Prompt — Among the records below, find each line that includes the string "dont" and copy it.

[Source data]
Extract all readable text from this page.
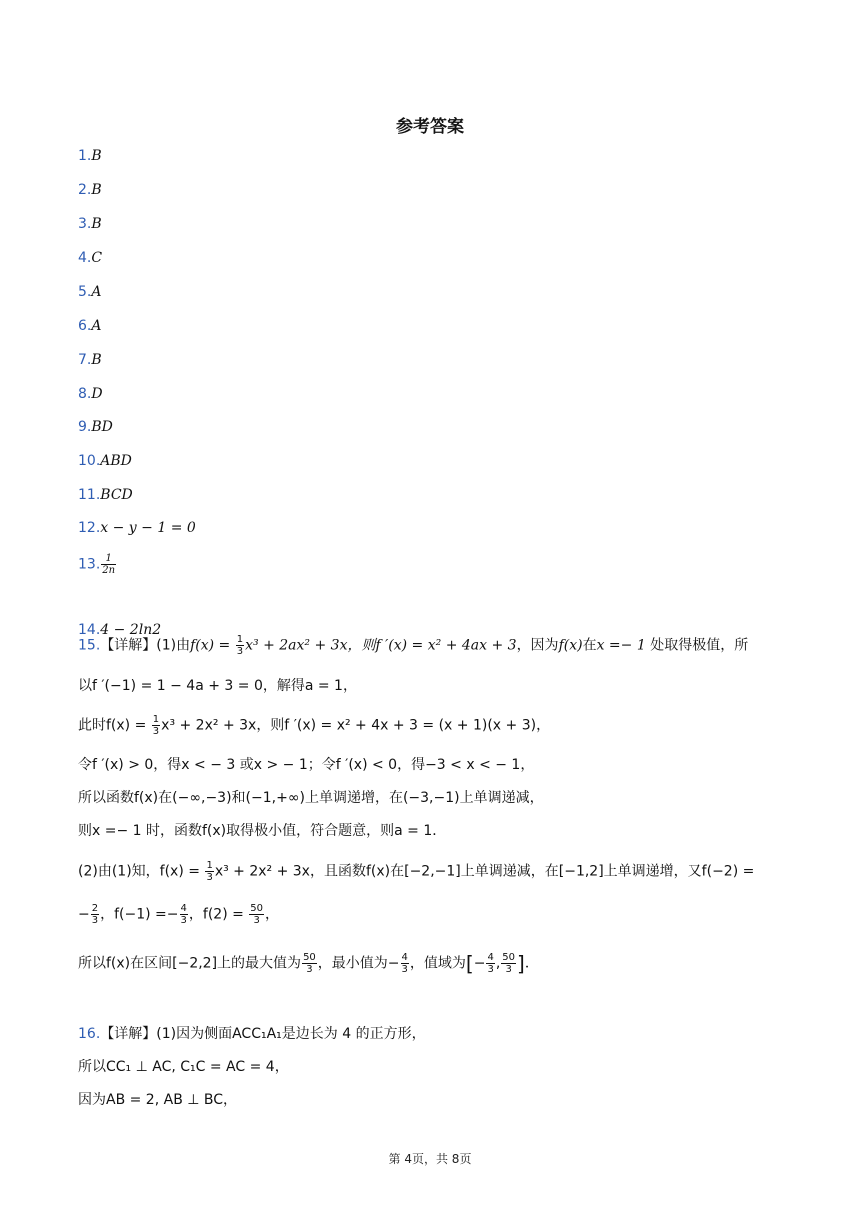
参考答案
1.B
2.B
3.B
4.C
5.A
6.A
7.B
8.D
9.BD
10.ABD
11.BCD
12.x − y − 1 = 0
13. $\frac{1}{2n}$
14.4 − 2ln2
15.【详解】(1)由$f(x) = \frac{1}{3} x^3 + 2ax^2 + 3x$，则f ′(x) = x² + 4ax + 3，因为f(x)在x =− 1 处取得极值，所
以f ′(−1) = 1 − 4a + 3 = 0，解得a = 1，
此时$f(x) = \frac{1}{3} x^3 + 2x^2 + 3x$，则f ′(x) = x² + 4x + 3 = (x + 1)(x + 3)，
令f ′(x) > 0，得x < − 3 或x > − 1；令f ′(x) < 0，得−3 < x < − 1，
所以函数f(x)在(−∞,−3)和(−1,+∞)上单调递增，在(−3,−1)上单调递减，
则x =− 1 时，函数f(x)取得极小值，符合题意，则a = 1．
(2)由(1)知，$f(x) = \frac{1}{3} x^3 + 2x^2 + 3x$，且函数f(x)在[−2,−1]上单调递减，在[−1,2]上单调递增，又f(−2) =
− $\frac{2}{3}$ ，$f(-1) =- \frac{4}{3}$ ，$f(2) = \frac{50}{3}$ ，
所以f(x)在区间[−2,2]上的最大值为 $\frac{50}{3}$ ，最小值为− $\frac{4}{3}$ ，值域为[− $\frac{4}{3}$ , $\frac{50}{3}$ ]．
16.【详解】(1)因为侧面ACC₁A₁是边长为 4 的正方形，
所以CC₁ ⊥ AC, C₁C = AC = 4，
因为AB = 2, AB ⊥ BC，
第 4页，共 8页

==

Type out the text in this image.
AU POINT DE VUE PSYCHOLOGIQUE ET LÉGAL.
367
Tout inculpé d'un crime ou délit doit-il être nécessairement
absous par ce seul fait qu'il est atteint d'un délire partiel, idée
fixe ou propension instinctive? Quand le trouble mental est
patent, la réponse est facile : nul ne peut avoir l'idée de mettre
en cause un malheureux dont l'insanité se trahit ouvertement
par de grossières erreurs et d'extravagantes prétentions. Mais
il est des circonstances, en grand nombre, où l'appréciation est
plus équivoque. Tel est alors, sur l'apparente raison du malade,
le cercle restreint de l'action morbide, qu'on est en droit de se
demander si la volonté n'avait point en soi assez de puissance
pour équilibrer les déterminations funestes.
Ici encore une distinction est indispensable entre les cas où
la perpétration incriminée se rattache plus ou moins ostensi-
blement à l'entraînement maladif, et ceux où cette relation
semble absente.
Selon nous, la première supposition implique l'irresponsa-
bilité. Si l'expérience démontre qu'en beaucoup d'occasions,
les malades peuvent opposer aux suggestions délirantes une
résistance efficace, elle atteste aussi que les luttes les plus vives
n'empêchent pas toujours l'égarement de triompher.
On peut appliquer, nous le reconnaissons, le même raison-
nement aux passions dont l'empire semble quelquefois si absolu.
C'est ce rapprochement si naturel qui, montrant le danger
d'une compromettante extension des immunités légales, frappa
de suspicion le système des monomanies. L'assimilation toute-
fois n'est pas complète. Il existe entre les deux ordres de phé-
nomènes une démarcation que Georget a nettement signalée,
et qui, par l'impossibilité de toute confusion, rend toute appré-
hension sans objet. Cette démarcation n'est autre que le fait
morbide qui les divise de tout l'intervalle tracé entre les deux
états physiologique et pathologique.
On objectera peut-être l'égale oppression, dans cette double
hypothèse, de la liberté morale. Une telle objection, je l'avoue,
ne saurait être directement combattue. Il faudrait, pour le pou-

* * *

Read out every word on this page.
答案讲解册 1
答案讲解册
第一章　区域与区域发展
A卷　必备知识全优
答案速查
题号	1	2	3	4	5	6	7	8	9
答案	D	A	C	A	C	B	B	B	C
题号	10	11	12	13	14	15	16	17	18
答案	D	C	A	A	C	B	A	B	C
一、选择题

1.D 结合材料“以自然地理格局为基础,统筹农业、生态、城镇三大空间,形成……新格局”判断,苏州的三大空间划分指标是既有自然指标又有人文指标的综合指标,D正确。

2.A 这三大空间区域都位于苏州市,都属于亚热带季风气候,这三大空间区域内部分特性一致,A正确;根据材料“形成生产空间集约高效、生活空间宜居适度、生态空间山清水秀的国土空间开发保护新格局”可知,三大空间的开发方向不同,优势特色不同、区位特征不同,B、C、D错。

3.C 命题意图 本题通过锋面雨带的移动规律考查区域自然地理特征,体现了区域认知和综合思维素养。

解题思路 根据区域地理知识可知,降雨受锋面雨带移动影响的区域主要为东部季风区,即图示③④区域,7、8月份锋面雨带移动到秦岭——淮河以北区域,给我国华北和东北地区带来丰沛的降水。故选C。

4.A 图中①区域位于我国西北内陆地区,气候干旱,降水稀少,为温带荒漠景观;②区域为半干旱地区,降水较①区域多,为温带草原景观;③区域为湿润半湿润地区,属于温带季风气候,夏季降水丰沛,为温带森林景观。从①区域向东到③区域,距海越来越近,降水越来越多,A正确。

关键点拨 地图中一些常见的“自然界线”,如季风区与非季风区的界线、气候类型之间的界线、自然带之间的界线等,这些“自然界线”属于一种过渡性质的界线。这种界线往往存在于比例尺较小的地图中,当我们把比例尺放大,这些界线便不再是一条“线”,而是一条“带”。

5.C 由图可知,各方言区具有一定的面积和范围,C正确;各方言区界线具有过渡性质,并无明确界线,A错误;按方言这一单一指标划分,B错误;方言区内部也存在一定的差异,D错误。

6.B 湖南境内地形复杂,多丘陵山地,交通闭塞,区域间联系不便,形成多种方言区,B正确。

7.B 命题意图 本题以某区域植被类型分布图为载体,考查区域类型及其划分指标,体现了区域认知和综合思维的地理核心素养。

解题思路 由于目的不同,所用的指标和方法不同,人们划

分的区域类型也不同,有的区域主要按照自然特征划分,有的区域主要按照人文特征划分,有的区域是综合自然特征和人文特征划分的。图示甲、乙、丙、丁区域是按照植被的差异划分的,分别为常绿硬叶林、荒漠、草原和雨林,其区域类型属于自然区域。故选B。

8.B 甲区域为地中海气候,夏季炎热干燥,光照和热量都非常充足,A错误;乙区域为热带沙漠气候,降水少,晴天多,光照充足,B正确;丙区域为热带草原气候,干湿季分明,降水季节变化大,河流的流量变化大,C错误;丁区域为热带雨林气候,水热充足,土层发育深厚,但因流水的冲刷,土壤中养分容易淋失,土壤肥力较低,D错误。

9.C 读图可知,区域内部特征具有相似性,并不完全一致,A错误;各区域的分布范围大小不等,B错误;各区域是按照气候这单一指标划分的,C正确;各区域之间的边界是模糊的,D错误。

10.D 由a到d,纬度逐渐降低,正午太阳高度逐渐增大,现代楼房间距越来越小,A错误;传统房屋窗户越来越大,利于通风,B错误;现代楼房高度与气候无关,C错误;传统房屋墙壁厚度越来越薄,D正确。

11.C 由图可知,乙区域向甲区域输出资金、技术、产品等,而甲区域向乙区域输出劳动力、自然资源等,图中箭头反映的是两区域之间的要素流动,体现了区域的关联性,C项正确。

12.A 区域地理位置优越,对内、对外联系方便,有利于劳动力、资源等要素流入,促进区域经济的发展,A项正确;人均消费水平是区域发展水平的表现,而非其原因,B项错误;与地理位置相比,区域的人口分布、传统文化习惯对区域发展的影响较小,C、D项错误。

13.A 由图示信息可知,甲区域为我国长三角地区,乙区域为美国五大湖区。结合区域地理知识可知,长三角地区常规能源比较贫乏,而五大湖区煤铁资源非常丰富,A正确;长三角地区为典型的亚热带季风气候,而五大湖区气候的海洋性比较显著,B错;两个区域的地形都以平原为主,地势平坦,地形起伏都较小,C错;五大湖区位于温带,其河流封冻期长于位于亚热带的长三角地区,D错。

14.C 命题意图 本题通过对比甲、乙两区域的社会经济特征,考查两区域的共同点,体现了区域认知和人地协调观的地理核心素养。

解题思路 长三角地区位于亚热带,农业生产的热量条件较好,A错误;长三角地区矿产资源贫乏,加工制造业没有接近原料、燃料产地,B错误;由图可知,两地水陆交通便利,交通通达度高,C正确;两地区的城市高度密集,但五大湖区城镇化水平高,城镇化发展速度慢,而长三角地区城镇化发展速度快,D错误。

Problem solution —
en cause un malheureux dont l'insanité se trahit ouvertement
nement aux passions dont l'empire semble quelquefois si absolu.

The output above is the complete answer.